Challenge
Return the records that follow unaltered. Omit every picture.
>> begin Records
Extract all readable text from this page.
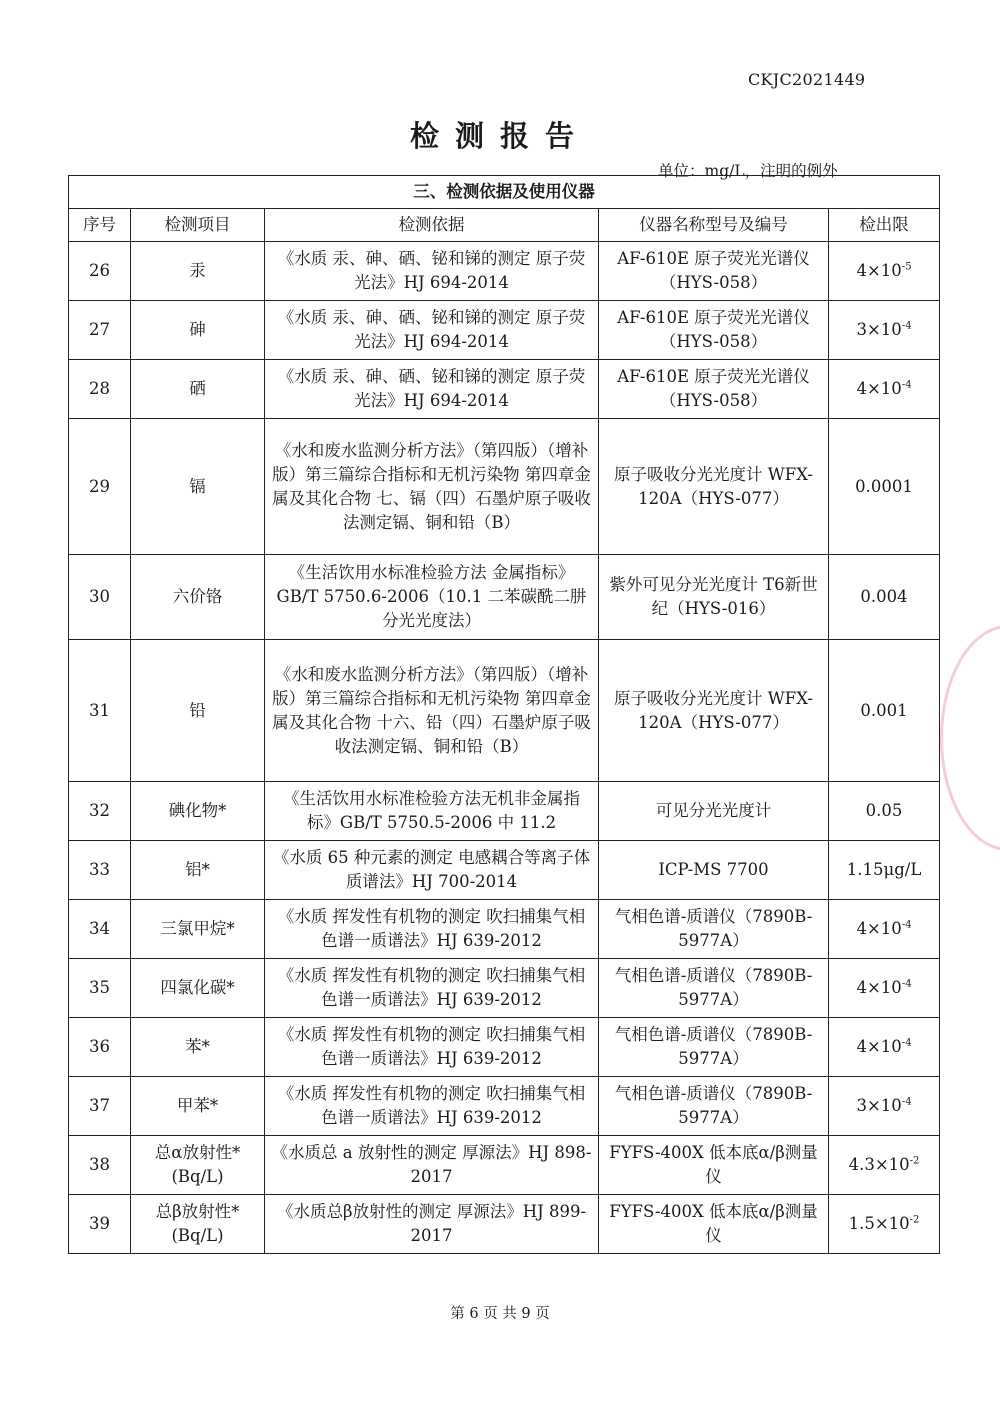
CKJC2021449
检测报告
单位：mg/L，注明的例外
三、检测依据及使用仪器				
序号	检测项目	检测依据	仪器名称型号及编号	检出限
26	汞	《水质 汞、砷、硒、铋和锑的测定 原子荧光法》HJ 694-2014	AF-610E 原子荧光光谱仪（HYS-058）	$4\times 10^{-5}$
27	砷	《水质 汞、砷、硒、铋和锑的测定 原子荧光法》HJ 694-2014	AF-610E 原子荧光光谱仪（HYS-058）	$3\times 10^{-4}$
28	硒	《水质 汞、砷、硒、铋和锑的测定 原子荧光法》HJ 694-2014	AF-610E 原子荧光光谱仪（HYS-058）	$4\times 10^{-4}$
29	镉	《水和废水监测分析方法》（第四版）（增补版）第三篇综合指标和无机污染物 第四章金属及其化合物 七、镉（四）石墨炉原子吸收法测定镉、铜和铅（B）	原子吸收分光光度计 WFX-120A（HYS-077）	0.0001
30	六价铬	《生活饮用水标准检验方法 金属指标》GB/T 5750.6-2006（10.1 二苯碳酰二肼分光光度法）	紫外可见分光光度计 T6新世纪（HYS-016）	0.004
31	铅	《水和废水监测分析方法》（第四版）（增补版）第三篇综合指标和无机污染物 第四章金属及其化合物 十六、铅（四）石墨炉原子吸收法测定镉、铜和铅（B）	原子吸收分光光度计 WFX-120A（HYS-077）	0.001
32	碘化物*	《生活饮用水标准检验方法无机非金属指标》GB/T 5750.5-2006 中 11.2	可见分光光度计	0.05
33	铝*	《水质 65 种元素的测定 电感耦合等离子体质谱法》HJ 700-2014	ICP-MS 7700	1.15μg/L
34	三氯甲烷*	《水质 挥发性有机物的测定 吹扫捕集气相色谱一质谱法》HJ 639-2012	气相色谱-质谱仪（7890B-5977A）	$4\times 10^{-4}$
35	四氯化碳*	《水质 挥发性有机物的测定 吹扫捕集气相色谱一质谱法》HJ 639-2012	气相色谱-质谱仪（7890B-5977A）	$4\times 10^{-4}$
36	苯*	《水质 挥发性有机物的测定 吹扫捕集气相色谱一质谱法》HJ 639-2012	气相色谱-质谱仪（7890B-5977A）	$4\times 10^{-4}$
37	甲苯*	《水质 挥发性有机物的测定 吹扫捕集气相色谱一质谱法》HJ 639-2012	气相色谱-质谱仪（7890B-5977A）	$3\times 10^{-4}$
38	总α放射性*(Bq/L)	《水质总 a 放射性的测定 厚源法》HJ 898-2017	FYFS-400X 低本底α/β测量仪	$4.3\times 10^{-2}$
39	总β放射性*(Bq/L)	《水质总β放射性的测定 厚源法》HJ 899-2017	FYFS-400X 低本底α/β测量仪	$1.5\times 10^{-2}$
第 6 页 共 9 页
>> end Records
Answer to this task
Extract all readable text from this page.
CKJC2021449
检测报告
单位：mg/L，注明的例外
三、检测依据及使用仪器				
序号	检测项目	检测依据	仪器名称型号及编号	检出限
26	汞	《水质 汞、砷、硒、铋和锑的测定 原子荧光法》HJ 694-2014	AF-610E 原子荧光光谱仪（HYS-058）	$4\times 10^{-5}$
27	砷	《水质 汞、砷、硒、铋和锑的测定 原子荧光法》HJ 694-2014	AF-610E 原子荧光光谱仪（HYS-058）	$3\times 10^{-4}$
28	硒	《水质 汞、砷、硒、铋和锑的测定 原子荧光法》HJ 694-2014	AF-610E 原子荧光光谱仪（HYS-058）	$4\times 10^{-4}$
29	镉	《水和废水监测分析方法》（第四版）（增补版）第三篇综合指标和无机污染物 第四章金属及其化合物 七、镉（四）石墨炉原子吸收法测定镉、铜和铅（B）	原子吸收分光光度计 WFX-120A（HYS-077）	0.0001
30	六价铬	《生活饮用水标准检验方法 金属指标》GB/T 5750.6-2006（10.1 二苯碳酰二肼分光光度法）	紫外可见分光光度计 T6新世纪（HYS-016）	0.004
31	铅	《水和废水监测分析方法》（第四版）（增补版）第三篇综合指标和无机污染物 第四章金属及其化合物 十六、铅（四）石墨炉原子吸收法测定镉、铜和铅（B）	原子吸收分光光度计 WFX-120A（HYS-077）	0.001
32	碘化物*	《生活饮用水标准检验方法无机非金属指标》GB/T 5750.5-2006 中 11.2	可见分光光度计	0.05
33	铝*	《水质 65 种元素的测定 电感耦合等离子体质谱法》HJ 700-2014	ICP-MS 7700	1.15μg/L
34	三氯甲烷*	《水质 挥发性有机物的测定 吹扫捕集气相色谱一质谱法》HJ 639-2012	气相色谱-质谱仪（7890B-5977A）	$4\times 10^{-4}$
35	四氯化碳*	《水质 挥发性有机物的测定 吹扫捕集气相色谱一质谱法》HJ 639-2012	气相色谱-质谱仪（7890B-5977A）	$4\times 10^{-4}$
36	苯*	《水质 挥发性有机物的测定 吹扫捕集气相色谱一质谱法》HJ 639-2012	气相色谱-质谱仪（7890B-5977A）	$4\times 10^{-4}$
37	甲苯*	《水质 挥发性有机物的测定 吹扫捕集气相色谱一质谱法》HJ 639-2012	气相色谱-质谱仪（7890B-5977A）	$3\times 10^{-4}$
38	总α放射性*(Bq/L)	《水质总 a 放射性的测定 厚源法》HJ 898-2017	FYFS-400X 低本底α/β测量仪	$4.3\times 10^{-2}$
39	总β放射性*(Bq/L)	《水质总β放射性的测定 厚源法》HJ 899-2017	FYFS-400X 低本底α/β测量仪	$1.5\times 10^{-2}$
第 6 页 共 9 页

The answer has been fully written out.